(PROBLEM DESCRIPTION) Here are some records. Copy each one exactly.

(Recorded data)
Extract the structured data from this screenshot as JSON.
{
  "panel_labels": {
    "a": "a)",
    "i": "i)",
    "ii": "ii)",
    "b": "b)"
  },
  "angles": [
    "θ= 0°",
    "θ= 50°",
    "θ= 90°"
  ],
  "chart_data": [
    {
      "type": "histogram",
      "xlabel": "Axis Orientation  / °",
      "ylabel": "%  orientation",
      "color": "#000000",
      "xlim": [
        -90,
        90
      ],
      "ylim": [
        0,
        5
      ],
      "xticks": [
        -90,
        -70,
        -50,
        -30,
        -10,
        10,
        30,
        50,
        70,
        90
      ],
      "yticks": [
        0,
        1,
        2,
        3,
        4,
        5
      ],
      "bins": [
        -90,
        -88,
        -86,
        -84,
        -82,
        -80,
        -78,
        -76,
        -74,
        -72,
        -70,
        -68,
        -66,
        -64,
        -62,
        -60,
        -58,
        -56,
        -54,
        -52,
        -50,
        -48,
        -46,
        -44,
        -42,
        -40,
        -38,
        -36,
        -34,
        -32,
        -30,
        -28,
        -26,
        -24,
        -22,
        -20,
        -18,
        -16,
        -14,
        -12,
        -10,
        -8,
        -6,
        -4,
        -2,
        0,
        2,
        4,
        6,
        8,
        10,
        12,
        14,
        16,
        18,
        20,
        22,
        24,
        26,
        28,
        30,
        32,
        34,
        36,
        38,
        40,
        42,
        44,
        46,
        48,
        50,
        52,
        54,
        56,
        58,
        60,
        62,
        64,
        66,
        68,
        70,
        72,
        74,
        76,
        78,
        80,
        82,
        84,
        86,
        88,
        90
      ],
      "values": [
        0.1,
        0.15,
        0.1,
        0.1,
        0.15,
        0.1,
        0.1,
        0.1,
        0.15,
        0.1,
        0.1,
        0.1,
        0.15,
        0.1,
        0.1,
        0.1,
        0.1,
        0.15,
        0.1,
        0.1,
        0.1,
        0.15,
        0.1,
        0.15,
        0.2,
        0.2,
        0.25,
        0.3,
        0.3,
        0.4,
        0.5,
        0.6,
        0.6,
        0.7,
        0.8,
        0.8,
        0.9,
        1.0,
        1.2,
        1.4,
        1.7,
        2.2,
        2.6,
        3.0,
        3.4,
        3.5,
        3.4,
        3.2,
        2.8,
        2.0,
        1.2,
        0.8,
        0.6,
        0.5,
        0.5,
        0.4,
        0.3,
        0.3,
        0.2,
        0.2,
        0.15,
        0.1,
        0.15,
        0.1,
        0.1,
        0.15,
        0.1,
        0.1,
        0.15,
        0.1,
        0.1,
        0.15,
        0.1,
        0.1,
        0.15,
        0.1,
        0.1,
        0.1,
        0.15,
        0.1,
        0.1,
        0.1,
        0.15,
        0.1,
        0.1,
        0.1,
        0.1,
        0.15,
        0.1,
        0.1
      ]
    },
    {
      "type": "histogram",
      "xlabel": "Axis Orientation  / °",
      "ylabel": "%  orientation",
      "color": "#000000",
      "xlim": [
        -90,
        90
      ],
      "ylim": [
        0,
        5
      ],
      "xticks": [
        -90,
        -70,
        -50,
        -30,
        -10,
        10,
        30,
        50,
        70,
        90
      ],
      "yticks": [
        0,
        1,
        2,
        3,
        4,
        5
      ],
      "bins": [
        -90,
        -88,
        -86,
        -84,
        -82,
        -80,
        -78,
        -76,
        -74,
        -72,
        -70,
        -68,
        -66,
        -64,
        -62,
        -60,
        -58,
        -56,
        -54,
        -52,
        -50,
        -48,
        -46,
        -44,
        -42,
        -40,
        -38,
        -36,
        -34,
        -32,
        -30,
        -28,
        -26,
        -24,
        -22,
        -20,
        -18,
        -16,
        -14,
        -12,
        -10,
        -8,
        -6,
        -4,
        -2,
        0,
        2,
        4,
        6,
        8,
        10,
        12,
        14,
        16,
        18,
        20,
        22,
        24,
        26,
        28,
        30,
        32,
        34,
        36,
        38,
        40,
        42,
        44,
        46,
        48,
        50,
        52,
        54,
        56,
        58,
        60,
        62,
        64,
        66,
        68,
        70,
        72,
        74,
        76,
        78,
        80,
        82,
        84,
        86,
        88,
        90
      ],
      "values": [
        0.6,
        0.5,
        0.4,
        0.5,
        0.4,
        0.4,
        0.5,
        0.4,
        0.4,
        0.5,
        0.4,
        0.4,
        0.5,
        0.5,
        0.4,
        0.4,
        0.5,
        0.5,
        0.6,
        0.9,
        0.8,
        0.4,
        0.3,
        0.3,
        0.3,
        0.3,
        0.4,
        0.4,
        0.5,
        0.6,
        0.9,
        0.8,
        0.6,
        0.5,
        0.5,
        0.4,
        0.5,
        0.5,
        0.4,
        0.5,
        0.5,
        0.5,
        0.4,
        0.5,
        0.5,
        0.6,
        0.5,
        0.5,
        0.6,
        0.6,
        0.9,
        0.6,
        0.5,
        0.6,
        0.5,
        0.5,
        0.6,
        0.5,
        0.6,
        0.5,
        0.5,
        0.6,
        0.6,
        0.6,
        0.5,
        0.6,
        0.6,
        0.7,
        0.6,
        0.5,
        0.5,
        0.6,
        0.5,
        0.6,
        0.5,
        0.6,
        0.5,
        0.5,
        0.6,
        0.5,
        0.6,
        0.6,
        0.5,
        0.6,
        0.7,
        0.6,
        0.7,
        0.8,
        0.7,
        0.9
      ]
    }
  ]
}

(ANSWER)
Extract the structured data from this screenshot as JSON.
{
  "panel_labels": {
    "a": "a)",
    "i": "i)",
    "ii": "ii)",
    "b": "b)"
  },
  "angles": [
    "θ= 0°",
    "θ= 50°",
    "θ= 90°"
  ],
  "chart_data": [
    {
      "type": "histogram",
      "xlabel": "Axis Orientation  / °",
      "ylabel": "%  orientation",
      "color": "#000000",
      "xlim": [
        -90,
        90
      ],
      "ylim": [
        0,
        5
      ],
      "xticks": [
        -90,
        -70,
        -50,
        -30,
        -10,
        10,
        30,
        50,
        70,
        90
      ],
      "yticks": [
        0,
        1,
        2,
        3,
        4,
        5
      ],
      "bins": [
        -90,
        -88,
        -86,
        -84,
        -82,
        -80,
        -78,
        -76,
        -74,
        -72,
        -70,
        -68,
        -66,
        -64,
        -62,
        -60,
        -58,
        -56,
        -54,
        -52,
        -50,
        -48,
        -46,
        -44,
        -42,
        -40,
        -38,
        -36,
        -34,
        -32,
        -30,
        -28,
        -26,
        -24,
        -22,
        -20,
        -18,
        -16,
        -14,
        -12,
        -10,
        -8,
        -6,
        -4,
        -2,
        0,
        2,
        4,
        6,
        8,
        10,
        12,
        14,
        16,
        18,
        20,
        22,
        24,
        26,
        28,
        30,
        32,
        34,
        36,
        38,
        40,
        42,
        44,
        46,
        48,
        50,
        52,
        54,
        56,
        58,
        60,
        62,
        64,
        66,
        68,
        70,
        72,
        74,
        76,
        78,
        80,
        82,
        84,
        86,
        88,
        90
      ],
      "values": [
        0.1,
        0.15,
        0.1,
        0.1,
        0.15,
        0.1,
        0.1,
        0.1,
        0.15,
        0.1,
        0.1,
        0.1,
        0.15,
        0.1,
        0.1,
        0.1,
        0.1,
        0.15,
        0.1,
        0.1,
        0.1,
        0.15,
        0.1,
        0.15,
        0.2,
        0.2,
        0.25,
        0.3,
        0.3,
        0.4,
        0.5,
        0.6,
        0.6,
        0.7,
        0.8,
        0.8,
        0.9,
        1.0,
        1.2,
        1.4,
        1.7,
        2.2,
        2.6,
        3.0,
        3.4,
        3.5,
        3.4,
        3.2,
        2.8,
        2.0,
        1.2,
        0.8,
        0.6,
        0.5,
        0.5,
        0.4,
        0.3,
        0.3,
        0.2,
        0.2,
        0.15,
        0.1,
        0.15,
        0.1,
        0.1,
        0.15,
        0.1,
        0.1,
        0.15,
        0.1,
        0.1,
        0.15,
        0.1,
        0.1,
        0.15,
        0.1,
        0.1,
        0.1,
        0.15,
        0.1,
        0.1,
        0.1,
        0.15,
        0.1,
        0.1,
        0.1,
        0.1,
        0.15,
        0.1,
        0.1
      ]
    },
    {
      "type": "histogram",
      "xlabel": "Axis Orientation  / °",
      "ylabel": "%  orientation",
      "color": "#000000",
      "xlim": [
        -90,
        90
      ],
      "ylim": [
        0,
        5
      ],
      "xticks": [
        -90,
        -70,
        -50,
        -30,
        -10,
        10,
        30,
        50,
        70,
        90
      ],
      "yticks": [
        0,
        1,
        2,
        3,
        4,
        5
      ],
      "bins": [
        -90,
        -88,
        -86,
        -84,
        -82,
        -80,
        -78,
        -76,
        -74,
        -72,
        -70,
        -68,
        -66,
        -64,
        -62,
        -60,
        -58,
        -56,
        -54,
        -52,
        -50,
        -48,
        -46,
        -44,
        -42,
        -40,
        -38,
        -36,
        -34,
        -32,
        -30,
        -28,
        -26,
        -24,
        -22,
        -20,
        -18,
        -16,
        -14,
        -12,
        -10,
        -8,
        -6,
        -4,
        -2,
        0,
        2,
        4,
        6,
        8,
        10,
        12,
        14,
        16,
        18,
        20,
        22,
        24,
        26,
        28,
        30,
        32,
        34,
        36,
        38,
        40,
        42,
        44,
        46,
        48,
        50,
        52,
        54,
        56,
        58,
        60,
        62,
        64,
        66,
        68,
        70,
        72,
        74,
        76,
        78,
        80,
        82,
        84,
        86,
        88,
        90
      ],
      "values": [
        0.6,
        0.5,
        0.4,
        0.5,
        0.4,
        0.4,
        0.5,
        0.4,
        0.4,
        0.5,
        0.4,
        0.4,
        0.5,
        0.5,
        0.4,
        0.4,
        0.5,
        0.5,
        0.6,
        0.9,
        0.8,
        0.4,
        0.3,
        0.3,
        0.3,
        0.3,
        0.4,
        0.4,
        0.5,
        0.6,
        0.9,
        0.8,
        0.6,
        0.5,
        0.5,
        0.4,
        0.5,
        0.5,
        0.4,
        0.5,
        0.5,
        0.5,
        0.4,
        0.5,
        0.5,
        0.6,
        0.5,
        0.5,
        0.6,
        0.6,
        0.9,
        0.6,
        0.5,
        0.6,
        0.5,
        0.5,
        0.6,
        0.5,
        0.6,
        0.5,
        0.5,
        0.6,
        0.6,
        0.6,
        0.5,
        0.6,
        0.6,
        0.7,
        0.6,
        0.5,
        0.5,
        0.6,
        0.5,
        0.6,
        0.5,
        0.6,
        0.5,
        0.5,
        0.6,
        0.5,
        0.6,
        0.6,
        0.5,
        0.6,
        0.7,
        0.6,
        0.7,
        0.8,
        0.7,
        0.9
      ]
    }
  ]
}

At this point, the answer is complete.